_WHAT YOU WILL DO_
Which lines hold the word "kech"? Show each of them.

===============

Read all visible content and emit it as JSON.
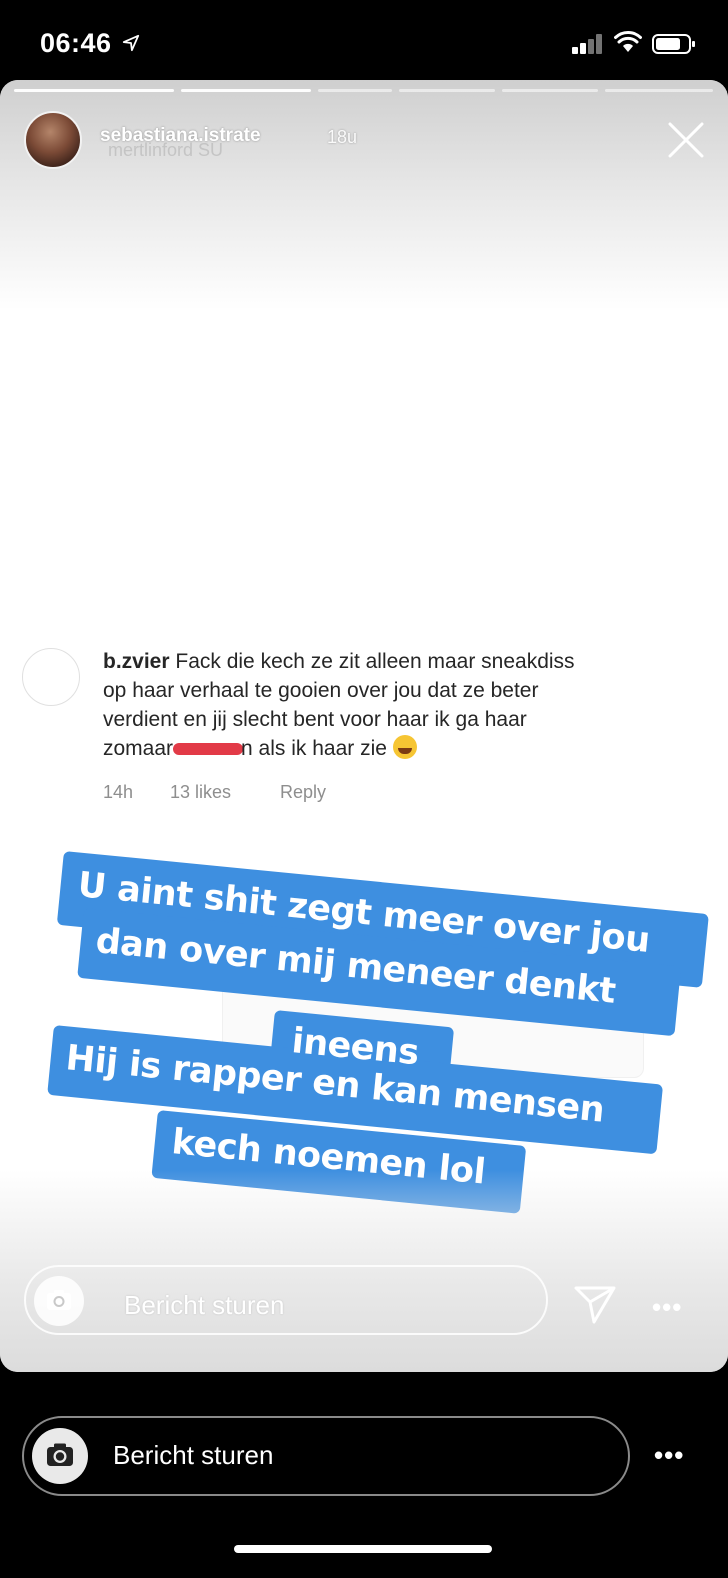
{
  "status_bar": {
    "time": "06:46",
    "icons": [
      "location-arrow-icon",
      "cellular-signal-icon",
      "wifi-icon",
      "battery-icon"
    ]
  },
  "story": {
    "username": "sebastiana.istrate",
    "ghost_username": "mertlinford  SU",
    "timestamp": "18u",
    "progress_segments": 6,
    "progress_done": 2,
    "comment": {
      "username": "b.zvier",
      "lines": [
        "Fack die kech ze zit alleen maar sneakdiss",
        "op haar verhaal te gooien over jou dat ze beter",
        "verdient en jij slecht bent voor haar ik ga haar"
      ],
      "last_line_before": "zomaar",
      "last_line_after": "n als ik haar zie",
      "time": "14h",
      "likes": "13 likes",
      "reply": "Reply"
    },
    "sticker_lines": [
      "U aint shit zegt meer over jou",
      "dan over mij meneer denkt",
      "ineens",
      "Hij is rapper en kan mensen",
      "kech noemen lol"
    ],
    "sticker_color": "#3e8fe0",
    "reply_placeholder": "Bericht sturen"
  },
  "reply_bar": {
    "placeholder": "Bericht sturen",
    "more": "•••"
  }
}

===============

_RESPONSE BELOW_
        "Fack die kech ze zit alleen maar sneakdiss",
      "kech noemen lol"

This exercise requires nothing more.